**What the exercise asks**
Each line that holds the word "corredores" should be returned.

— Start Given information —

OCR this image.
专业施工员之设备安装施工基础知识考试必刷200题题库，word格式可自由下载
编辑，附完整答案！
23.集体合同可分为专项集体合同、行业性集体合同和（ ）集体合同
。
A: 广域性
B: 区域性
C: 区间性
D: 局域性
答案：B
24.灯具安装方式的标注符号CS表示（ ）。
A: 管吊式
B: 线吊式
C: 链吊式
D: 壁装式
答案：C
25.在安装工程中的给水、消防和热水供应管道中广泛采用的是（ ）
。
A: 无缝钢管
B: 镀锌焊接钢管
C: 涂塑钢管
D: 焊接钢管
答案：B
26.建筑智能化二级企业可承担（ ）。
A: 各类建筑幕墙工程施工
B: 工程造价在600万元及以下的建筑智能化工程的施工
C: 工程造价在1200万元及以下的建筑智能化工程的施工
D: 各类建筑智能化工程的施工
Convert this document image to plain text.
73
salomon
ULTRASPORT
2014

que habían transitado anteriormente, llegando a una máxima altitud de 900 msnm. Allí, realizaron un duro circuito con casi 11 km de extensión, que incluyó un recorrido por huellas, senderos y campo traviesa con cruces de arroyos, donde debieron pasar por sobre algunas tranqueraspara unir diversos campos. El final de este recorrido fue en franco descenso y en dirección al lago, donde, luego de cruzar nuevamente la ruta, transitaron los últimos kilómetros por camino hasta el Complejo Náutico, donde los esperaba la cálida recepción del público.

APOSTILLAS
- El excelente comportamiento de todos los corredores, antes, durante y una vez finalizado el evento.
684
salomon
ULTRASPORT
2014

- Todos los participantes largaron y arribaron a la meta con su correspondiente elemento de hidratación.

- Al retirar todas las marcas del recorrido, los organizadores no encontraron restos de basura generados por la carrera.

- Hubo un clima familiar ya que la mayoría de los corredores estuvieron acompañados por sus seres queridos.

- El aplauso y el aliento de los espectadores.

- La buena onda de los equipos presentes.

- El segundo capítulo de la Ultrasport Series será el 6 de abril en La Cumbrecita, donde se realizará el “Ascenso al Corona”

— End Given information —

**Written answer**
- El excelente comportamiento de todos los corredores, antes, durante y una vez finalizado el evento.
- Hubo un clima familiar ya que la mayoría de los corredores estuvieron acompañados por sus seres queridos.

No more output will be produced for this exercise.